## WRITTEN INSTRUCTION
Go through the listing and copy every line word for word.
+---+
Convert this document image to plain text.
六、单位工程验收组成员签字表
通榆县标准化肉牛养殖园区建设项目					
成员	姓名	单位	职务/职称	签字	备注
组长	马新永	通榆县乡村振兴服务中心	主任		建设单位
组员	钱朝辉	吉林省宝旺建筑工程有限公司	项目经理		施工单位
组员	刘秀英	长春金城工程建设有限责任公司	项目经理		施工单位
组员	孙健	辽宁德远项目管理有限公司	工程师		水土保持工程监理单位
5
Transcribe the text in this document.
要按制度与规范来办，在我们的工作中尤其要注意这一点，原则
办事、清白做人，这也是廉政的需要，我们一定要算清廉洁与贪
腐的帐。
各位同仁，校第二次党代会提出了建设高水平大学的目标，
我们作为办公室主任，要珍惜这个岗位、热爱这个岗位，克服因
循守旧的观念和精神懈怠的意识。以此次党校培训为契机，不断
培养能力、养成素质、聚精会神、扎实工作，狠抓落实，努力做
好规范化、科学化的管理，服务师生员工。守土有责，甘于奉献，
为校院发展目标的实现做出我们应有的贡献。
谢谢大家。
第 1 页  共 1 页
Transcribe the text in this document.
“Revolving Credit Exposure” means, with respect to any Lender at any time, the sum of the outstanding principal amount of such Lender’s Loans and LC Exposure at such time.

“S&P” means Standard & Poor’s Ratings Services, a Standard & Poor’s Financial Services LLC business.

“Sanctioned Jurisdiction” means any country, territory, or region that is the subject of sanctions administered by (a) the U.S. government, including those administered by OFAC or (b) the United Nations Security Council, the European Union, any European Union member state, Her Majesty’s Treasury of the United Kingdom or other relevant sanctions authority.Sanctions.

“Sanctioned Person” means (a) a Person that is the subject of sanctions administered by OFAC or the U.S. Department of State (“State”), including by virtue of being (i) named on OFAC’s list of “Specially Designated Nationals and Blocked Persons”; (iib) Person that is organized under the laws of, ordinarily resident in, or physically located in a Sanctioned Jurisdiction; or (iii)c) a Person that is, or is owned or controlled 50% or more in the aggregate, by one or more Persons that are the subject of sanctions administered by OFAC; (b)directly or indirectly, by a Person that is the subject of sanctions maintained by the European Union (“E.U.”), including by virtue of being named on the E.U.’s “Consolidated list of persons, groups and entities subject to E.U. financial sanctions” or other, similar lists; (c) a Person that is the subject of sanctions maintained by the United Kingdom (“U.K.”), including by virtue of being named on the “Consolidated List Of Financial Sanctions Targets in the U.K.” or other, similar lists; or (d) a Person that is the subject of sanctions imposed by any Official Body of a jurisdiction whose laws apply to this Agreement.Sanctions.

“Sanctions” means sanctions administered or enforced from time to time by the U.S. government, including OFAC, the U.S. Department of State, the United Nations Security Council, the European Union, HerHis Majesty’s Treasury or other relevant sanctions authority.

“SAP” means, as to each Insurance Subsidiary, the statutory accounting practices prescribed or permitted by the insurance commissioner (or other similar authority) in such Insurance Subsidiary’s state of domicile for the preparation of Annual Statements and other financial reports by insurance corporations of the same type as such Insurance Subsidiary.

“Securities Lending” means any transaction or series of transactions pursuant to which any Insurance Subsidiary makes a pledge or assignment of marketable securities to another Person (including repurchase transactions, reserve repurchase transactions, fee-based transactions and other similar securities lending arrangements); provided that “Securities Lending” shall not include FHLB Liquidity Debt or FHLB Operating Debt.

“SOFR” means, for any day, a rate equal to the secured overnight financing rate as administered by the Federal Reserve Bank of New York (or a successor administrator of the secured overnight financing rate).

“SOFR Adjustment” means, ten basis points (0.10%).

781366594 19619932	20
+---+
## REPLY TO THE EXERCISE
Convert this document image to plain text.
六、单位工程验收组成员签字表
通榆县标准化肉牛养殖园区建设项目					
成员	姓名	单位	职务/职称	签字	备注
组长	马新永	通榆县乡村振兴服务中心	主任		建设单位
组员	钱朝辉	吉林省宝旺建筑工程有限公司	项目经理		施工单位
组员	刘秀英	长春金城工程建设有限责任公司	项目经理		施工单位
组员	孙健	辽宁德远项目管理有限公司	工程师		水土保持工程监理单位
5
Transcribe the text in this document.
要按制度与规范来办，在我们的工作中尤其要注意这一点，原则
办事、清白做人，这也是廉政的需要，我们一定要算清廉洁与贪
腐的帐。
各位同仁，校第二次党代会提出了建设高水平大学的目标，
我们作为办公室主任，要珍惜这个岗位、热爱这个岗位，克服因
循守旧的观念和精神懈怠的意识。以此次党校培训为契机，不断
培养能力、养成素质、聚精会神、扎实工作，狠抓落实，努力做
好规范化、科学化的管理，服务师生员工。守土有责，甘于奉献，
为校院发展目标的实现做出我们应有的贡献。
谢谢大家。
第 1 页  共 1 页
Transcribe the text in this document.
“Revolving Credit Exposure” means, with respect to any Lender at any time, the sum of the outstanding principal amount of such Lender’s Loans and LC Exposure at such time.

“S&P” means Standard & Poor’s Ratings Services, a Standard & Poor’s Financial Services LLC business.

“Sanctioned Jurisdiction” means any country, territory, or region that is the subject of sanctions administered by (a) the U.S. government, including those administered by OFAC or (b) the United Nations Security Council, the European Union, any European Union member state, Her Majesty’s Treasury of the United Kingdom or other relevant sanctions authority.Sanctions.

“Sanctioned Person” means (a) a Person that is the subject of sanctions administered by OFAC or the U.S. Department of State (“State”), including by virtue of being (i) named on OFAC’s list of “Specially Designated Nationals and Blocked Persons”; (iib) Person that is organized under the laws of, ordinarily resident in, or physically located in a Sanctioned Jurisdiction; or (iii)c) a Person that is, or is owned or controlled 50% or more in the aggregate, by one or more Persons that are the subject of sanctions administered by OFAC; (b)directly or indirectly, by a Person that is the subject of sanctions maintained by the European Union (“E.U.”), including by virtue of being named on the E.U.’s “Consolidated list of persons, groups and entities subject to E.U. financial sanctions” or other, similar lists; (c) a Person that is the subject of sanctions maintained by the United Kingdom (“U.K.”), including by virtue of being named on the “Consolidated List Of Financial Sanctions Targets in the U.K.” or other, similar lists; or (d) a Person that is the subject of sanctions imposed by any Official Body of a jurisdiction whose laws apply to this Agreement.Sanctions.

“Sanctions” means sanctions administered or enforced from time to time by the U.S. government, including OFAC, the U.S. Department of State, the United Nations Security Council, the European Union, HerHis Majesty’s Treasury or other relevant sanctions authority.

“SAP” means, as to each Insurance Subsidiary, the statutory accounting practices prescribed or permitted by the insurance commissioner (or other similar authority) in such Insurance Subsidiary’s state of domicile for the preparation of Annual Statements and other financial reports by insurance corporations of the same type as such Insurance Subsidiary.

“Securities Lending” means any transaction or series of transactions pursuant to which any Insurance Subsidiary makes a pledge or assignment of marketable securities to another Person (including repurchase transactions, reserve repurchase transactions, fee-based transactions and other similar securities lending arrangements); provided that “Securities Lending” shall not include FHLB Liquidity Debt or FHLB Operating Debt.

“SOFR” means, for any day, a rate equal to the secured overnight financing rate as administered by the Federal Reserve Bank of New York (or a successor administrator of the secured overnight financing rate).

“SOFR Adjustment” means, ten basis points (0.10%).

781366594 19619932	20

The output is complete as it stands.